───── Given information ─────

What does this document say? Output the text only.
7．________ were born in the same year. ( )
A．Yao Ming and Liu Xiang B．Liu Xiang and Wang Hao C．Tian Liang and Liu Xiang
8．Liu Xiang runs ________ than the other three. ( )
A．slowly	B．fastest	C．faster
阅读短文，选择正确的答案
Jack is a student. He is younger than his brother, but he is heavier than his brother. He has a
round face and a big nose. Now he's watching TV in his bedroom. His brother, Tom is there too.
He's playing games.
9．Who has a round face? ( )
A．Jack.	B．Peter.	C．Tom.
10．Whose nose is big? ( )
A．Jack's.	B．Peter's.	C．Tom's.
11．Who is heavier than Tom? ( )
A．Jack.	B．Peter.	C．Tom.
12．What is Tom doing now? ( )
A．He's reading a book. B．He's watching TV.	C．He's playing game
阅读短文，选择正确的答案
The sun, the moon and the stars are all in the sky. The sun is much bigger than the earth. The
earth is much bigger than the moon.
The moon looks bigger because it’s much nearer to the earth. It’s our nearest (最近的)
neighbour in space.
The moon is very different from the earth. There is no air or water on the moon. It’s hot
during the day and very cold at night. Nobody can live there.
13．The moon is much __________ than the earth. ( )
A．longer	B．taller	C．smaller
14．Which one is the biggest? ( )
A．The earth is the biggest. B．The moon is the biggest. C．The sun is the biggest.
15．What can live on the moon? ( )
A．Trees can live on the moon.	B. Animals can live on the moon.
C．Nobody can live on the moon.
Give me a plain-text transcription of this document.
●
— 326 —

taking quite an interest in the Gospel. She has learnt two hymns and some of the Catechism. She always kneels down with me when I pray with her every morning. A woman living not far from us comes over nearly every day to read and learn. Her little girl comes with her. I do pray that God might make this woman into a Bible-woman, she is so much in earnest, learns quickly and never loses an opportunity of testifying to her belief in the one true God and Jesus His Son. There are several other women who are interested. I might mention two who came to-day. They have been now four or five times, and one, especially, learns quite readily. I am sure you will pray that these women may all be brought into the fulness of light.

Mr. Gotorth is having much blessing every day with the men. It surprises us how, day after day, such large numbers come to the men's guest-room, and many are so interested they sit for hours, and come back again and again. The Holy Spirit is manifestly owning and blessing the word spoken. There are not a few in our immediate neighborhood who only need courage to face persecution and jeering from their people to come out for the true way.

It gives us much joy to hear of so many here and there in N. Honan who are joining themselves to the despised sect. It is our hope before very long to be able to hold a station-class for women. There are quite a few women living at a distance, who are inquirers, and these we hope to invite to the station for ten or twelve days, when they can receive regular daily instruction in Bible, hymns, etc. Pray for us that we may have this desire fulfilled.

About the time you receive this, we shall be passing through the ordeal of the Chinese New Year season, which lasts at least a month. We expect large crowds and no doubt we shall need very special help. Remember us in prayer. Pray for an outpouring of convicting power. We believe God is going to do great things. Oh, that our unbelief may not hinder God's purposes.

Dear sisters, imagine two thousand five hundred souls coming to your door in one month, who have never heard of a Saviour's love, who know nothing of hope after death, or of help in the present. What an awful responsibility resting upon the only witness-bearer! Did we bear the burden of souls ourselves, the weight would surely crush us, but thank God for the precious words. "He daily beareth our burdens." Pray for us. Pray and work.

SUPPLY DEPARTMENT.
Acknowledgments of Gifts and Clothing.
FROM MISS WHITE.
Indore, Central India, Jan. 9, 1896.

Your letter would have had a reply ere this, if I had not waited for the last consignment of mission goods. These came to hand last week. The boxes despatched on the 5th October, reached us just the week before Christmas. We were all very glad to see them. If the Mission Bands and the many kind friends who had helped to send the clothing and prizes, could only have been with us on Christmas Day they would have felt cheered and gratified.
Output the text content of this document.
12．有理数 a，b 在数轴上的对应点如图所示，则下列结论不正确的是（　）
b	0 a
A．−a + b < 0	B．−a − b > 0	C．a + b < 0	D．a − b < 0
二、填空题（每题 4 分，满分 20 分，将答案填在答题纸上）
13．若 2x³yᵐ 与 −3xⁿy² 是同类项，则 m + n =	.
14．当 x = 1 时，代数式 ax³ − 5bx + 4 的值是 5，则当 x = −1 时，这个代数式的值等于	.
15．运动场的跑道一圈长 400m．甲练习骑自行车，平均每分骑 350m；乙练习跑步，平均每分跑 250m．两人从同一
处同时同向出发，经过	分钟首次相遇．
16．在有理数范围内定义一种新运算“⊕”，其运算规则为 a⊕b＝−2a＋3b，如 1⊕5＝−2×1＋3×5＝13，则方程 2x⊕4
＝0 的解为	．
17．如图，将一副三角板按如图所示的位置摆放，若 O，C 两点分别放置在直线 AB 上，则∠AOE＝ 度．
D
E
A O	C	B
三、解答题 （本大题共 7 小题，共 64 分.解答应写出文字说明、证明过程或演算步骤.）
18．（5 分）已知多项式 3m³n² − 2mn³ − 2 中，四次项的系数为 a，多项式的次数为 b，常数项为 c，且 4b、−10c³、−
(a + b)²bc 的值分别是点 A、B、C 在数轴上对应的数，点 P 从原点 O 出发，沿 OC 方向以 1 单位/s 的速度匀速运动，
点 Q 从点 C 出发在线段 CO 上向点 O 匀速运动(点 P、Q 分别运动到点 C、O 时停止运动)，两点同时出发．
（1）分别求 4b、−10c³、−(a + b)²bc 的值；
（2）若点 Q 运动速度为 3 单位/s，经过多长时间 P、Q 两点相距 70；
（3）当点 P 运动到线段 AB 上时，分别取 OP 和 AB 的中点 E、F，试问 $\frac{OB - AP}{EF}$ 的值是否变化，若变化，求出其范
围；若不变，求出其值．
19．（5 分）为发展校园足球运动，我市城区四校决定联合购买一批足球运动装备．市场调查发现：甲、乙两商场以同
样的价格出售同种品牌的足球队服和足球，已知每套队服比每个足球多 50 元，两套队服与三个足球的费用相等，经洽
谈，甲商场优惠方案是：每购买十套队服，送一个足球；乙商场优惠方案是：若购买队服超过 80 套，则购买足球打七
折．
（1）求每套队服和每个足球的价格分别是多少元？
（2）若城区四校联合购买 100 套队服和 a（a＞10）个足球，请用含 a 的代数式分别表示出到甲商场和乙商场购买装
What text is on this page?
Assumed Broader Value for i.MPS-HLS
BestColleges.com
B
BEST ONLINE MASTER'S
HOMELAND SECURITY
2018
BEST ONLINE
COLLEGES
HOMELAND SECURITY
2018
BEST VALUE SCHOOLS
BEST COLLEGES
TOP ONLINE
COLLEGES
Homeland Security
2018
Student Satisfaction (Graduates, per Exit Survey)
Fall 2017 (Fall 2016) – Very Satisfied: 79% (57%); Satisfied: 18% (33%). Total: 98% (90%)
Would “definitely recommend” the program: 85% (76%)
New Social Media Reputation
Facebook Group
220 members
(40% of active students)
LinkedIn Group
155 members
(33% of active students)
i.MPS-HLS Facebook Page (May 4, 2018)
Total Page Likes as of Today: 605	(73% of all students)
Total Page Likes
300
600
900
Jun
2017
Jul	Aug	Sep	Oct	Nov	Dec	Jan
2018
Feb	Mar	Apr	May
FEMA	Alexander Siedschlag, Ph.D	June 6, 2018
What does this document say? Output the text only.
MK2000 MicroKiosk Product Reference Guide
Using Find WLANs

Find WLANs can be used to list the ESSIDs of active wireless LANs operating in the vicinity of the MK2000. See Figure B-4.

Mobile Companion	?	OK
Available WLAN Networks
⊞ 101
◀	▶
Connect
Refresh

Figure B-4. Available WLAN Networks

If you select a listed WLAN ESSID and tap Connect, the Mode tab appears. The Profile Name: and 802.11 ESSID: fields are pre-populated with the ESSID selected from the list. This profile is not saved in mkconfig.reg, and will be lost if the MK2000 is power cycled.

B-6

─────

» Problem
Lines that include the word "round" — how many are there in the data? Answer with the number alone.

» Solved exercise
2